— begin MATERIAL SUPPLIED —

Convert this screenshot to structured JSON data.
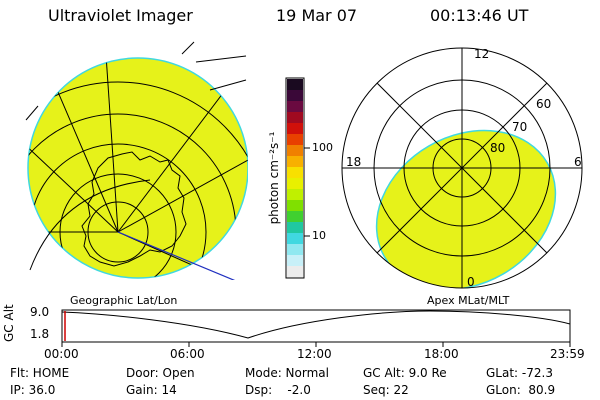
{
  "header": {
    "title": "Ultraviolet Imager",
    "date": "19 Mar 07",
    "time": "00:13:46 UT"
  },
  "colorbar": {
    "unit_label": "photon cm⁻²s⁻¹",
    "ticks": [
      "100",
      "10"
    ],
    "colors": [
      "#1a0a20",
      "#3a0838",
      "#6a0a40",
      "#a00a20",
      "#d0100a",
      "#e84000",
      "#f08000",
      "#f8b000",
      "#f8e000",
      "#e8f000",
      "#c0f000",
      "#80e000",
      "#40d030",
      "#20c8a0",
      "#40d8e0",
      "#90e8f0",
      "#c8f0f8",
      "#ececec"
    ]
  },
  "left_panel": {
    "label": "Geographic Lat/Lon",
    "fill_color": "#e6f21a"
  },
  "right_panel": {
    "label": "Apex MLat/MLT",
    "fill_color": "#e6f21a",
    "ring_labels": [
      "60",
      "70",
      "80"
    ],
    "clock_labels": {
      "top": "12",
      "right": "6",
      "bottom": "0",
      "left": "18"
    }
  },
  "timeline": {
    "y_axis_label": "GC Alt",
    "y_ticks": [
      "9.0",
      "1.8"
    ],
    "x_ticks": [
      "00:00",
      "06:00",
      "12:00",
      "18:00",
      "23:59"
    ],
    "marker_color": "#cc0000"
  },
  "footer": {
    "col1": [
      "Flt: HOME",
      "IP: 36.0"
    ],
    "col2": [
      "Door: Open",
      "Gain: 14"
    ],
    "col3": [
      "Mode: Normal",
      "Dsp:    -2.0"
    ],
    "col4": [
      "GC Alt: 9.0 Re",
      "Seq: 22"
    ],
    "col5": [
      "GLat: -72.3",
      "GLon:  80.9"
    ]
  }
}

— end MATERIAL SUPPLIED —

TO BE DONE:
Working from the lines above, reproduce the material exactly and exclude its pictures.

FULL RESPONSE:
Convert this screenshot to structured JSON data.
{
  "header": {
    "title": "Ultraviolet Imager",
    "date": "19 Mar 07",
    "time": "00:13:46 UT"
  },
  "colorbar": {
    "unit_label": "photon cm⁻²s⁻¹",
    "ticks": [
      "100",
      "10"
    ],
    "colors": [
      "#1a0a20",
      "#3a0838",
      "#6a0a40",
      "#a00a20",
      "#d0100a",
      "#e84000",
      "#f08000",
      "#f8b000",
      "#f8e000",
      "#e8f000",
      "#c0f000",
      "#80e000",
      "#40d030",
      "#20c8a0",
      "#40d8e0",
      "#90e8f0",
      "#c8f0f8",
      "#ececec"
    ]
  },
  "left_panel": {
    "label": "Geographic Lat/Lon",
    "fill_color": "#e6f21a"
  },
  "right_panel": {
    "label": "Apex MLat/MLT",
    "fill_color": "#e6f21a",
    "ring_labels": [
      "60",
      "70",
      "80"
    ],
    "clock_labels": {
      "top": "12",
      "right": "6",
      "bottom": "0",
      "left": "18"
    }
  },
  "timeline": {
    "y_axis_label": "GC Alt",
    "y_ticks": [
      "9.0",
      "1.8"
    ],
    "x_ticks": [
      "00:00",
      "06:00",
      "12:00",
      "18:00",
      "23:59"
    ],
    "marker_color": "#cc0000"
  },
  "footer": {
    "col1": [
      "Flt: HOME",
      "IP: 36.0"
    ],
    "col2": [
      "Door: Open",
      "Gain: 14"
    ],
    "col3": [
      "Mode: Normal",
      "Dsp:    -2.0"
    ],
    "col4": [
      "GC Alt: 9.0 Re",
      "Seq: 22"
    ],
    "col5": [
      "GLat: -72.3",
      "GLon:  80.9"
    ]
  }
}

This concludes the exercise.